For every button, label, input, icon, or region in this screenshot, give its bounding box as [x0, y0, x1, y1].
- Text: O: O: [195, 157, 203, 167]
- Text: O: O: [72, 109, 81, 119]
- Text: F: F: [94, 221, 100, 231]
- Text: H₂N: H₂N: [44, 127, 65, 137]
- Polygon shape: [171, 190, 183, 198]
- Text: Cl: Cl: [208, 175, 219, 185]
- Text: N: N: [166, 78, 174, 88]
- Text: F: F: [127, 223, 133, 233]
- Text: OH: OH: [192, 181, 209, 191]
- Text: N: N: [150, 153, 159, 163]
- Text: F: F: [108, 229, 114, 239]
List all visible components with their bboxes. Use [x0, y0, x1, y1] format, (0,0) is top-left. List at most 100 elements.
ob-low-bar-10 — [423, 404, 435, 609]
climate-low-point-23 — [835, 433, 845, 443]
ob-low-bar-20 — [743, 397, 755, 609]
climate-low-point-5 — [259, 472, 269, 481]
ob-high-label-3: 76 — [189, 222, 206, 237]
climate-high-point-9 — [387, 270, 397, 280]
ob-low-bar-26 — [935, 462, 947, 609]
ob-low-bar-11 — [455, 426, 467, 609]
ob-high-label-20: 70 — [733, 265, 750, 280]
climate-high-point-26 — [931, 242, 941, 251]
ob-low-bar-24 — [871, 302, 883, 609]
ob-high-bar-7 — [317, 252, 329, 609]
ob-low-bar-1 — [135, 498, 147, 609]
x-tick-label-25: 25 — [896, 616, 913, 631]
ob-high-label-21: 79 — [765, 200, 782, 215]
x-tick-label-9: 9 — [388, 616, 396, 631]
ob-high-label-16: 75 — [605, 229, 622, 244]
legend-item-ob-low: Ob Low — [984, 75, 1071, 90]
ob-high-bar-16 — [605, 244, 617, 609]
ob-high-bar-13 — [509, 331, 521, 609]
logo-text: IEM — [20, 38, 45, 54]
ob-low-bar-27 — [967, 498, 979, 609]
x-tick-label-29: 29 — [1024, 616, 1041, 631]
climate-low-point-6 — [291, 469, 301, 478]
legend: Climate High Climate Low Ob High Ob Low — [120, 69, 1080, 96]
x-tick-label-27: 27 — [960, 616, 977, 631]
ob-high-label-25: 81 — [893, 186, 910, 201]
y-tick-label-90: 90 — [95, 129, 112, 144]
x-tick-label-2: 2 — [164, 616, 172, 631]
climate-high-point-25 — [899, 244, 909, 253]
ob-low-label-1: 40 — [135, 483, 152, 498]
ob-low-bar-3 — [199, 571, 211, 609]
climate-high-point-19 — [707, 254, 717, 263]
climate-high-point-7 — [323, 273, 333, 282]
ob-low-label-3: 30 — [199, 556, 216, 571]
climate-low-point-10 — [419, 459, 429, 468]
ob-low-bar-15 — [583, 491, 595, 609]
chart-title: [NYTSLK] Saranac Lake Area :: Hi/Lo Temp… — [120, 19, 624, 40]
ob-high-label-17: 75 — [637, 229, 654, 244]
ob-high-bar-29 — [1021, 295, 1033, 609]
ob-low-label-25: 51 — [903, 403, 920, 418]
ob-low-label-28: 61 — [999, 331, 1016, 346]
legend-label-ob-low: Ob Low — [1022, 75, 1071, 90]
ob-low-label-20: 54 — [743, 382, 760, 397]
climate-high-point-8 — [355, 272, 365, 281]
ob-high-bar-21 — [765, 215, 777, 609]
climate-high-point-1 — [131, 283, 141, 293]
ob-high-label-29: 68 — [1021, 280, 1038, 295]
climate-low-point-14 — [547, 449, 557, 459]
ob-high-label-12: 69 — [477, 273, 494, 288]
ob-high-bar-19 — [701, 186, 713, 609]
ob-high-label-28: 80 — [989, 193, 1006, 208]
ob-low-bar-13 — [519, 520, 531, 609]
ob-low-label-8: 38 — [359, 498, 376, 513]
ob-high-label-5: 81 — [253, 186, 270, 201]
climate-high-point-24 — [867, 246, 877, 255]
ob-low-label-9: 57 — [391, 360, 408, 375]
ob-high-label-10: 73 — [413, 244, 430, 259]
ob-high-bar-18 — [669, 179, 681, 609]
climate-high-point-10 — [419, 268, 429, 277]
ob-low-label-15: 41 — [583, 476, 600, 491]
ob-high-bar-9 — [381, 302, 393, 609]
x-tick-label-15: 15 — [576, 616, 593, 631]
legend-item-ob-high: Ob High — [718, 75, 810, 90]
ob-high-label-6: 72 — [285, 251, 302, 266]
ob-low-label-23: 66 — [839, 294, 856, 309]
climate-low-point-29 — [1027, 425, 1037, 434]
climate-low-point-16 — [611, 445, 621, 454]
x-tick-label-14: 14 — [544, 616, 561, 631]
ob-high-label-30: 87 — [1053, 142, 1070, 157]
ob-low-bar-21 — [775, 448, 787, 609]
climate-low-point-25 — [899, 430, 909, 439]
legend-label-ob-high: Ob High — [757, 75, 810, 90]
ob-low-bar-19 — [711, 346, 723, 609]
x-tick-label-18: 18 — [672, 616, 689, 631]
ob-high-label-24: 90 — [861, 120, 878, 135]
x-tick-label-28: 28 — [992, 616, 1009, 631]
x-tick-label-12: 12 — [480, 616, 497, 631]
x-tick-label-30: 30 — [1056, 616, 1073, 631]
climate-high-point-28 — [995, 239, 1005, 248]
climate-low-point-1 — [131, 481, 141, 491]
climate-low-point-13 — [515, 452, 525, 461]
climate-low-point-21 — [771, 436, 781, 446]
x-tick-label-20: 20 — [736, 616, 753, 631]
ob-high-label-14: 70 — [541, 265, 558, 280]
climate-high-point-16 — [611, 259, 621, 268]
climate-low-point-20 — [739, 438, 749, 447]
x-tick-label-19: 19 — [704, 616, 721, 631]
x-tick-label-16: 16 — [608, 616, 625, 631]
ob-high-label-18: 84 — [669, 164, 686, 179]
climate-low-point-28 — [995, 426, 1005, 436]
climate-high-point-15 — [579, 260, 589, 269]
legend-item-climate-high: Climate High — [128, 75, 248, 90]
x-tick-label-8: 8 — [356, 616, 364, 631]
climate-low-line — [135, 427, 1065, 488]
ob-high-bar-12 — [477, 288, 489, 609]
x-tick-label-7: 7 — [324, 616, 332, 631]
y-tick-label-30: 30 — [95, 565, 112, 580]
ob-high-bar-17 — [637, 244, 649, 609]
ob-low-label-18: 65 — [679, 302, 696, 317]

→ Required task: Please render the rows as a Markdown table, starting at the first one and ending at the line containing "- Text: H₂N: H₂N: [44, 127, 65, 137]", with columns headed Line No. and Content and any blank lines omitted.

→ Response:
| Line No. | Content |
|---|---|
| 1 | For every button, label, input, icon, or region in this screenshot, give its bounding box as [x0, y0, x1, y1]. |
| 2 | - Text: O: O: [195, 157, 203, 167] |
| 3 | - Text: O: O: [72, 109, 81, 119] |
| 4 | - Text: F: F: [94, 221, 100, 231] |
| 5 | - Text: H₂N: H₂N: [44, 127, 65, 137] |